PROVIDED MATERIAL =>
************

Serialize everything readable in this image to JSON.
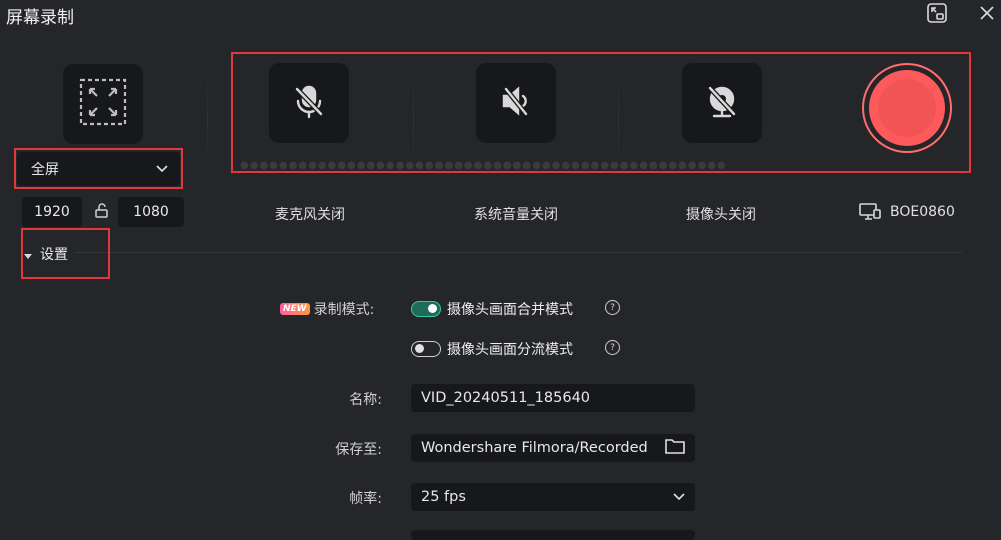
{
  "window": {
    "title": "屏幕录制",
    "minimize_icon": "picture-in-picture-icon",
    "close_icon": "close-icon"
  },
  "capture": {
    "area_icon": "fullscreen-expand-icon",
    "area_select": "全屏",
    "width": "1920",
    "height": "1080",
    "lock_icon": "unlocked-aspect-icon"
  },
  "devices": {
    "mic_label": "麦克风关闭",
    "system_audio_label": "系统音量关闭",
    "camera_label": "摄像头关闭",
    "monitor_label": "BOE0860",
    "mic_icon": "mic-off-icon",
    "speaker_icon": "speaker-off-icon",
    "camera_icon": "camera-off-icon",
    "monitor_icon": "monitor-icon"
  },
  "record_button_color": "#fd5b5b",
  "settings": {
    "header": "设置",
    "record_mode_label": "录制模式:",
    "new_badge": "NEW",
    "mode_merge": "摄像头画面合并模式",
    "mode_merge_on": true,
    "mode_split": "摄像头画面分流模式",
    "mode_split_on": false,
    "help_glyph": "?",
    "name_label": "名称:",
    "name_value": "VID_20240511_185640",
    "save_label": "保存至:",
    "save_value": "Wondershare Filmora/Recorded",
    "fps_label": "帧率:",
    "fps_value": "25 fps"
  },
  "colors": {
    "highlight_red": "#e1383c",
    "toggle_accent": "#36c9a7"
  }
}
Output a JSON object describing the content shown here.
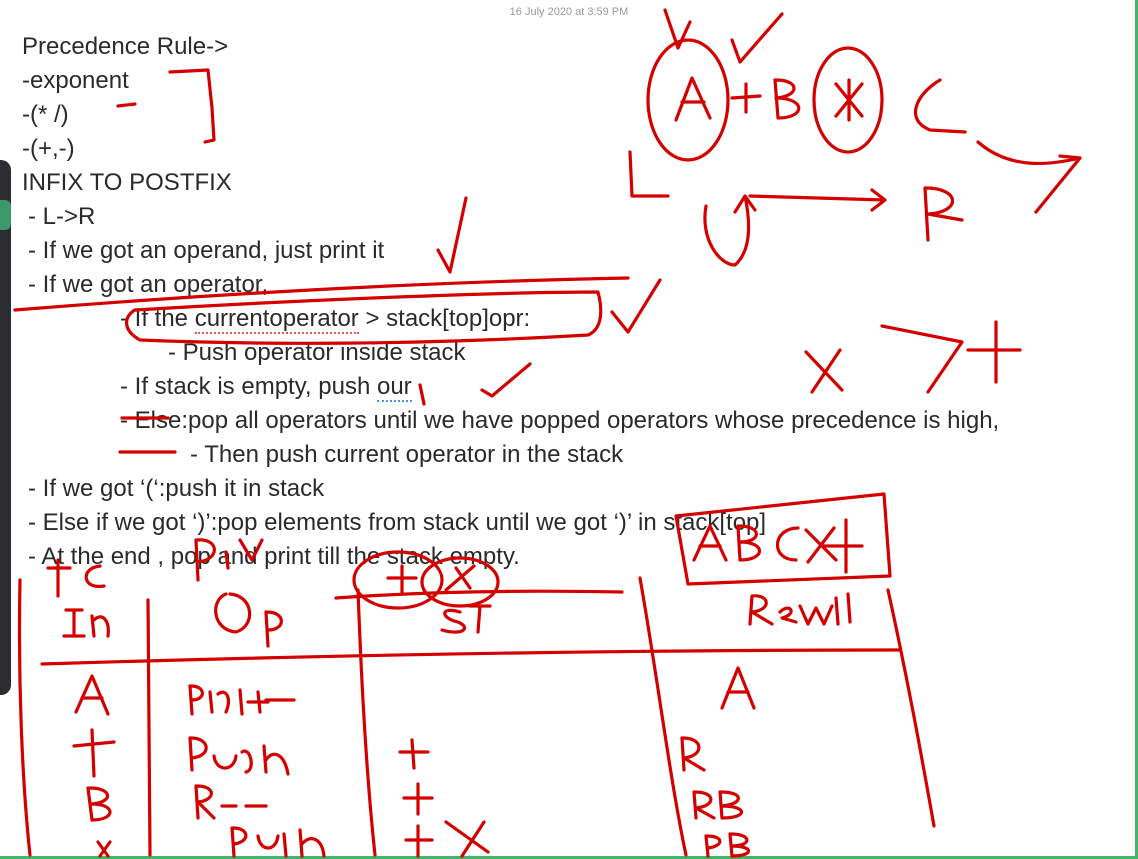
{
  "timestamp": "16 July 2020 at 3:59 PM",
  "note": {
    "lines": [
      "Precedence Rule->",
      "-exponent",
      "-(* /)",
      "-(+,-)",
      "INFIX TO POSTFIX",
      "- L->R",
      "- If we got an operand, just print it",
      "- If we got an operator,",
      "- If the ",
      "currentoperator",
      " > stack[top]opr:",
      "- Push operator inside stack",
      "- If stack is empty, push ",
      "our",
      "- Else:pop all operators until we have popped operators whose precedence is high,",
      "- Then push current operator in the stack",
      "- If we got ‘(‘:push it in stack",
      "- Else if we got ‘)’:pop elements from stack until we got ‘)’ in stack[top]",
      "- At the end , pop and print till the stack empty."
    ]
  },
  "colors": {
    "ink": "#d40000",
    "text": "#2a2a2a",
    "timestamp": "#9a9a9a",
    "accent_green": "#43b36a"
  }
}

************

WRITTEN EXERCISE => Every record above should come back exactly, but without its pictures.

RESPONSE TO THIS TASK =>
Serialize everything readable in this image to JSON.
{
  "window": {
    "title": "屏幕录制",
    "minimize_icon": "picture-in-picture-icon",
    "close_icon": "close-icon"
  },
  "capture": {
    "area_icon": "fullscreen-expand-icon",
    "area_select": "全屏",
    "width": "1920",
    "height": "1080",
    "lock_icon": "unlocked-aspect-icon"
  },
  "devices": {
    "mic_label": "麦克风关闭",
    "system_audio_label": "系统音量关闭",
    "camera_label": "摄像头关闭",
    "monitor_label": "BOE0860",
    "mic_icon": "mic-off-icon",
    "speaker_icon": "speaker-off-icon",
    "camera_icon": "camera-off-icon",
    "monitor_icon": "monitor-icon"
  },
  "record_button_color": "#fd5b5b",
  "settings": {
    "header": "设置",
    "record_mode_label": "录制模式:",
    "new_badge": "NEW",
    "mode_merge": "摄像头画面合并模式",
    "mode_merge_on": true,
    "mode_split": "摄像头画面分流模式",
    "mode_split_on": false,
    "help_glyph": "?",
    "name_label": "名称:",
    "name_value": "VID_20240511_185640",
    "save_label": "保存至:",
    "save_value": "Wondershare Filmora/Recorded",
    "fps_label": "帧率:",
    "fps_value": "25 fps"
  },
  "colors": {
    "highlight_red": "#e1383c",
    "toggle_accent": "#36c9a7"
  }
}
Output a JSON object describing the content shown here.
{
  "timestamp": "16 July 2020 at 3:59 PM",
  "note": {
    "lines": [
      "Precedence Rule->",
      "-exponent",
      "-(* /)",
      "-(+,-)",
      "INFIX TO POSTFIX",
      "- L->R",
      "- If we got an operand, just print it",
      "- If we got an operator,",
      "- If the ",
      "currentoperator",
      " > stack[top]opr:",
      "- Push operator inside stack",
      "- If stack is empty, push ",
      "our",
      "- Else:pop all operators until we have popped operators whose precedence is high,",
      "- Then push current operator in the stack",
      "- If we got ‘(‘:push it in stack",
      "- Else if we got ‘)’:pop elements from stack until we got ‘)’ in stack[top]",
      "- At the end , pop and print till the stack empty."
    ]
  },
  "colors": {
    "ink": "#d40000",
    "text": "#2a2a2a",
    "timestamp": "#9a9a9a",
    "accent_green": "#43b36a"
  }
}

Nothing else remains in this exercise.